Mio el Camino de Santiago de Compostela - 7

Day 7 Saint Jean Pied de Port -> Pamplona


Happy Easter!


Cloudy day with showers. Showers with snow.


So, as I have decided yesterday, rain or shine I've got to go. I passed by the church before leaving the town. I reached the mountains in a couple of hours. A cycling pilgrim passed me by. I actually this same guy yesterday when he arrived in Saint Jean Pied de Port. But then a second glance confirmed that he was clinging to a slow running car so he wasn't pedaling at all. I was jealous. I had to remind myself that I was on my own pilgrimage.


With snow droplets, the sight around as I went up was beautiful. But after a while I realized it's the Pyrenees mountains as it was now really snowing. To actually cross the snowy mountain was no joke. The road kept going up and the snow kept piling up. I had to walk my bicycle with its icy tires. Sometimes the snowfall was so hard that I could not see the road. I was afraid that I might head to a ravine. I tried to stick in the middle of the road. I switched on my bicycle's LED headlight on a blinking mode so I would be noticed by drivers of oncoming vehicles. Or so I hoped.


I could not walk up at a normal pace because I kept slipping down. My hands were beginning to ache from too much cold. I was wearing cycling gloves but these were not enough to keep my hands from frostbites. All of a sudden I encountered a barking dog. I thought it was the aggressive type so I immediately took out my camera tripod, extended one of the legs, held it like a sword and I posed like a knight ready to fight. But then I noticed that the dog stopped barking and was looking at me like with a big question mark on its face. The dog then continued and kept barking while moving away. I noticed though that it was not going back towards its owner's house, but was pointing me to the snow covered road markings. The dog was trying to show me the way! Not completely convinced, I tried to shoo it away. Instead, the dog kept going farther, showing me the rest of the way. It was as if the dog knows that I could not find the road buried in deep snow. A big help.

THE DATA
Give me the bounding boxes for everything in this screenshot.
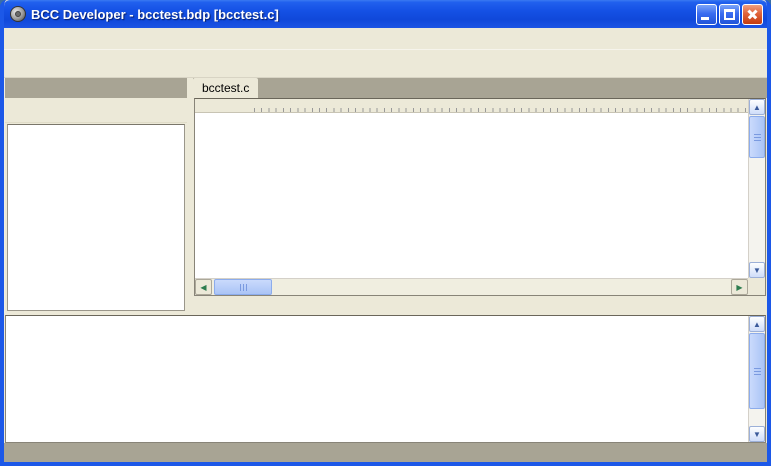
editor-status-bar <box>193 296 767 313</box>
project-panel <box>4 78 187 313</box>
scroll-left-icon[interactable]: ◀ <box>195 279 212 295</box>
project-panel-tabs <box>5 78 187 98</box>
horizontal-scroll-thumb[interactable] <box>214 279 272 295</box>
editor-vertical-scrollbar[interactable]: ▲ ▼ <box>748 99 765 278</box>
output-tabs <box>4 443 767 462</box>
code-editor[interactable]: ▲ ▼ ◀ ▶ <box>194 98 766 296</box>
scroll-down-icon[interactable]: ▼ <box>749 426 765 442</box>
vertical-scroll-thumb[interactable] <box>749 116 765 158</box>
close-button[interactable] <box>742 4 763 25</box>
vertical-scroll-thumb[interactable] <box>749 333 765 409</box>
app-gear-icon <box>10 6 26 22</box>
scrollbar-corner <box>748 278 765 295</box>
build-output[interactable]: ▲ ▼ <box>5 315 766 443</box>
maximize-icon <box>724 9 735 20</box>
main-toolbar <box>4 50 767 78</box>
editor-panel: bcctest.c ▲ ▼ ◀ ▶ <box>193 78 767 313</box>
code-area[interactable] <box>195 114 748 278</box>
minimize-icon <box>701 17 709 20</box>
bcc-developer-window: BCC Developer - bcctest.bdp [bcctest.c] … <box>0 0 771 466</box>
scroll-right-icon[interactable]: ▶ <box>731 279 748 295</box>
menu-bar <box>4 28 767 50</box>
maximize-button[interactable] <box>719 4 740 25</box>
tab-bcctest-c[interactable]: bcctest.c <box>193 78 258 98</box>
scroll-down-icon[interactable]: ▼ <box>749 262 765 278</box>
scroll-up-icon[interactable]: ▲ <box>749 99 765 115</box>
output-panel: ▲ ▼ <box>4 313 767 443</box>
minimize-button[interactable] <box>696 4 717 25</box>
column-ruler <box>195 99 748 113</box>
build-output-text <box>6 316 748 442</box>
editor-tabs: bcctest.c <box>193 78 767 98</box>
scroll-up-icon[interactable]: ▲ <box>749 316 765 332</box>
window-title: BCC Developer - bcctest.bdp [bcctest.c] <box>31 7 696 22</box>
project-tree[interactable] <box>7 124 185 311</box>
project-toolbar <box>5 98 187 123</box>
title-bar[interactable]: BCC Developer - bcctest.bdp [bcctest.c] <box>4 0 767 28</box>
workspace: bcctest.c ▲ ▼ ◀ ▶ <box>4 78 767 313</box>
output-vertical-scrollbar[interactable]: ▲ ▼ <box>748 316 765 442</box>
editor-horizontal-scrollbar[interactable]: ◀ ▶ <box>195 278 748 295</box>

GIVEN TASK A
Transcribe the Camino de Santiago day-seven account in full, word for word.
GIVEN TASK B
Give the records from the line containing "editor-status-bar <box>193 296 767 313</box>" through the line containing "build-output[interactable]: ▲ ▼", both included, as a numbered list, leaving out blank lines.

COMPLETE ANSWER A
Mio el Camino de Santiago de Compostela - 7

Day 7 Saint Jean Pied de Port -> Pamplona


Happy Easter!


Cloudy day with showers. Showers with snow.


So, as I have decided yesterday, rain or shine I've got to go. I passed by the church before leaving the town. I reached the mountains in a couple of hours. A cycling pilgrim passed me by. I actually this same guy yesterday when he arrived in Saint Jean Pied de Port. But then a second glance confirmed that he was clinging to a slow running car so he wasn't pedaling at all. I was jealous. I had to remind myself that I was on my own pilgrimage.


With snow droplets, the sight around as I went up was beautiful. But after a while I realized it's the Pyrenees mountains as it was now really snowing. To actually cross the snowy mountain was no joke. The road kept going up and the snow kept piling up. I had to walk my bicycle with its icy tires. Sometimes the snowfall was so hard that I could not see the road. I was afraid that I might head to a ravine. I tried to stick in the middle of the road. I switched on my bicycle's LED headlight on a blinking mode so I would be noticed by drivers of oncoming vehicles. Or so I hoped.


I could not walk up at a normal pace because I kept slipping down. My hands were beginning to ache from too much cold. I was wearing cycling gloves but these were not enough to keep my hands from frostbites. All of a sudden I encountered a barking dog. I thought it was the aggressive type so I immediately took out my camera tripod, extended one of the legs, held it like a sword and I posed like a knight ready to fight. But then I noticed that the dog stopped barking and was looking at me like with a big question mark on its face. The dog then continued and kept barking while moving away. I noticed though that it was not going back towards its owner's house, but was pointing me to the snow covered road markings. The dog was trying to show me the way! Not completely convinced, I tried to shoo it away. Instead, the dog kept going farther, showing me the rest of the way. It was as if the dog knows that I could not find the road buried in deep snow. A big help.

COMPLETE ANSWER B
1. editor-status-bar <box>193 296 767 313</box>
2. project-panel <box>4 78 187 313</box>
3. scroll-left-icon[interactable]: ◀ <box>195 279 212 295</box>
4. project-panel-tabs <box>5 78 187 98</box>
5. horizontal-scroll-thumb[interactable] <box>214 279 272 295</box>
6. editor-vertical-scrollbar[interactable]: ▲ ▼ <box>748 99 765 278</box>
7. output-tabs <box>4 443 767 462</box>
8. code-editor[interactable]: ▲ ▼ ◀ ▶ <box>194 98 766 296</box>
9. scroll-down-icon[interactable]: ▼ <box>749 426 765 442</box>
10. vertical-scroll-thumb[interactable] <box>749 116 765 158</box>
11. close-button[interactable] <box>742 4 763 25</box>
12. vertical-scroll-thumb[interactable] <box>749 333 765 409</box>
13. app-gear-icon <box>10 6 26 22</box>
14. scrollbar-corner <box>748 278 765 295</box>
15. build-output[interactable]: ▲ ▼ <box>5 315 766 443</box>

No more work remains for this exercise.